Make a tally of the lines in the records that include the string "ylabel", and give only that number.
--- Dataset entries ---
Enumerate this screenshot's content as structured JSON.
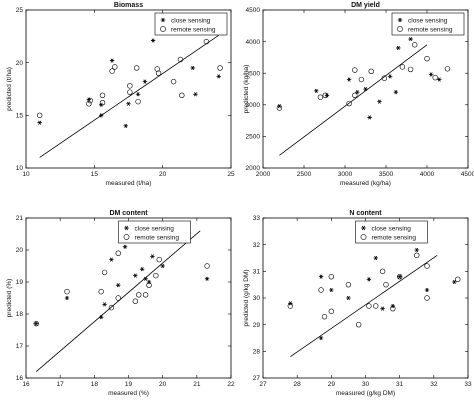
{
  "chart_data": [
    {
      "type": "scatter",
      "title": "Biomass",
      "xlabel": "measured (t/ha)",
      "ylabel": "predicted (t/ha)",
      "xlim": [
        10,
        25
      ],
      "ylim": [
        10,
        25
      ],
      "xticks": [
        "10",
        "15",
        "20",
        "25"
      ],
      "yticks": [
        "10",
        "15",
        "20",
        "25"
      ],
      "legend_position": "top-right",
      "fit_line": [
        [
          11,
          11
        ],
        [
          24.1,
          22.6
        ]
      ],
      "series": [
        {
          "name": "close sensing",
          "marker": "star",
          "points": [
            [
              11.0,
              14.3
            ],
            [
              14.6,
              16.5
            ],
            [
              15.5,
              15.0
            ],
            [
              15.5,
              16.0
            ],
            [
              16.3,
              20.2
            ],
            [
              17.3,
              14.0
            ],
            [
              17.5,
              16.1
            ],
            [
              18.2,
              17.0
            ],
            [
              18.7,
              18.2
            ],
            [
              19.3,
              22.1
            ],
            [
              20.8,
              22.8
            ],
            [
              22.2,
              19.5
            ],
            [
              23.1,
              22.8
            ],
            [
              24.1,
              18.7
            ],
            [
              22.4,
              17.0
            ]
          ]
        },
        {
          "name": "remote sensing",
          "marker": "circle",
          "points": [
            [
              11.0,
              15.0
            ],
            [
              14.6,
              16.1
            ],
            [
              14.7,
              16.4
            ],
            [
              15.6,
              16.2
            ],
            [
              15.6,
              16.9
            ],
            [
              16.3,
              19.2
            ],
            [
              16.5,
              19.6
            ],
            [
              17.6,
              17.8
            ],
            [
              17.6,
              17.2
            ],
            [
              18.1,
              19.5
            ],
            [
              19.6,
              19.4
            ],
            [
              19.7,
              19.0
            ],
            [
              20.8,
              18.2
            ],
            [
              21.3,
              20.3
            ],
            [
              21.4,
              16.9
            ],
            [
              23.2,
              22.0
            ],
            [
              24.2,
              19.5
            ],
            [
              18.2,
              16.3
            ]
          ]
        }
      ]
    },
    {
      "type": "scatter",
      "title": "DM yield",
      "xlabel": "measured (kg/ha)",
      "ylabel": "predicted (kg/ha)",
      "xlim": [
        2000,
        4500
      ],
      "ylim": [
        2000,
        4500
      ],
      "xticks": [
        "2000",
        "2500",
        "3000",
        "3500",
        "4000",
        "4500"
      ],
      "yticks": [
        "2000",
        "2500",
        "3000",
        "3500",
        "4000",
        "4500"
      ],
      "legend_position": "top-right",
      "fit_line": [
        [
          2200,
          2200
        ],
        [
          4000,
          3950
        ]
      ],
      "series": [
        {
          "name": "close sensing",
          "marker": "star",
          "points": [
            [
              2200,
              2980
            ],
            [
              2650,
              3220
            ],
            [
              2780,
              3150
            ],
            [
              3050,
              3400
            ],
            [
              3150,
              3200
            ],
            [
              3250,
              3250
            ],
            [
              3300,
              2800
            ],
            [
              3420,
              3050
            ],
            [
              3620,
              3200
            ],
            [
              3650,
              3900
            ],
            [
              3800,
              4040
            ],
            [
              4050,
              3480
            ],
            [
              4150,
              3400
            ],
            [
              3550,
              3450
            ]
          ]
        },
        {
          "name": "remote sensing",
          "marker": "circle",
          "points": [
            [
              2200,
              2950
            ],
            [
              2700,
              3120
            ],
            [
              2760,
              3150
            ],
            [
              3050,
              3020
            ],
            [
              3120,
              3150
            ],
            [
              3120,
              3550
            ],
            [
              3200,
              3400
            ],
            [
              3320,
              3530
            ],
            [
              3480,
              3420
            ],
            [
              3700,
              3600
            ],
            [
              3800,
              3560
            ],
            [
              3850,
              3950
            ],
            [
              4000,
              3730
            ],
            [
              4100,
              3430
            ],
            [
              4250,
              3570
            ]
          ]
        }
      ]
    },
    {
      "type": "scatter",
      "title": "DM content",
      "xlabel": "measured (%)",
      "ylabel": "predicted (%)",
      "xlim": [
        16,
        22
      ],
      "ylim": [
        16,
        21
      ],
      "xticks": [
        "16",
        "17",
        "18",
        "19",
        "20",
        "21",
        "22"
      ],
      "yticks": [
        "16",
        "17",
        "18",
        "19",
        "20",
        "21"
      ],
      "legend_position": "top-left",
      "fit_line": [
        [
          16.3,
          16.2
        ],
        [
          21.1,
          20.6
        ]
      ],
      "series": [
        {
          "name": "close sensing",
          "marker": "star",
          "points": [
            [
              16.3,
              17.7
            ],
            [
              17.2,
              18.5
            ],
            [
              18.2,
              17.9
            ],
            [
              18.3,
              18.3
            ],
            [
              18.5,
              19.7
            ],
            [
              18.7,
              18.9
            ],
            [
              18.9,
              20.1
            ],
            [
              19.2,
              19.2
            ],
            [
              19.4,
              19.4
            ],
            [
              19.6,
              19.0
            ],
            [
              19.7,
              19.8
            ],
            [
              19.9,
              20.3
            ],
            [
              20.0,
              19.5
            ],
            [
              19.5,
              19.1
            ],
            [
              21.3,
              19.1
            ]
          ]
        },
        {
          "name": "remote sensing",
          "marker": "circle",
          "points": [
            [
              16.3,
              17.7
            ],
            [
              17.2,
              18.7
            ],
            [
              18.2,
              18.7
            ],
            [
              18.3,
              19.3
            ],
            [
              18.7,
              18.5
            ],
            [
              18.7,
              19.9
            ],
            [
              19.2,
              18.4
            ],
            [
              19.3,
              18.6
            ],
            [
              19.5,
              18.6
            ],
            [
              19.6,
              18.9
            ],
            [
              19.8,
              19.2
            ],
            [
              19.9,
              19.7
            ],
            [
              21.3,
              19.5
            ],
            [
              18.5,
              18.2
            ]
          ]
        }
      ]
    },
    {
      "type": "scatter",
      "title": "N content",
      "xlabel": "measured (g/kg DM)",
      "ylabel": "predicted (g/kg DM)",
      "xlim": [
        27,
        33
      ],
      "ylim": [
        27,
        33
      ],
      "xticks": [
        "27",
        "28",
        "29",
        "30",
        "31",
        "32",
        "33"
      ],
      "yticks": [
        "27",
        "28",
        "29",
        "30",
        "31",
        "32",
        "33"
      ],
      "legend_position": "top-left",
      "fit_line": [
        [
          27.8,
          27.8
        ],
        [
          32.1,
          31.6
        ]
      ],
      "series": [
        {
          "name": "close sensing",
          "marker": "star",
          "points": [
            [
              27.8,
              29.8
            ],
            [
              28.7,
              28.5
            ],
            [
              28.7,
              30.8
            ],
            [
              29.0,
              30.3
            ],
            [
              29.5,
              30.0
            ],
            [
              30.3,
              31.5
            ],
            [
              30.5,
              29.6
            ],
            [
              30.8,
              29.7
            ],
            [
              31.0,
              30.8
            ],
            [
              31.5,
              31.8
            ],
            [
              31.8,
              30.3
            ],
            [
              32.6,
              30.6
            ],
            [
              30.1,
              30.7
            ]
          ]
        },
        {
          "name": "remote sensing",
          "marker": "circle",
          "points": [
            [
              27.8,
              29.7
            ],
            [
              28.7,
              30.3
            ],
            [
              28.8,
              29.3
            ],
            [
              29.0,
              29.5
            ],
            [
              29.5,
              30.5
            ],
            [
              29.8,
              29.0
            ],
            [
              30.1,
              29.7
            ],
            [
              30.3,
              29.7
            ],
            [
              30.5,
              31.0
            ],
            [
              30.6,
              30.5
            ],
            [
              30.8,
              29.6
            ],
            [
              31.0,
              30.8
            ],
            [
              31.5,
              31.6
            ],
            [
              31.8,
              31.2
            ],
            [
              31.8,
              30.0
            ],
            [
              32.7,
              30.7
            ],
            [
              29.0,
              30.8
            ]
          ]
        }
      ]
    }
  ]
}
---
» **Response to the exercise**: 4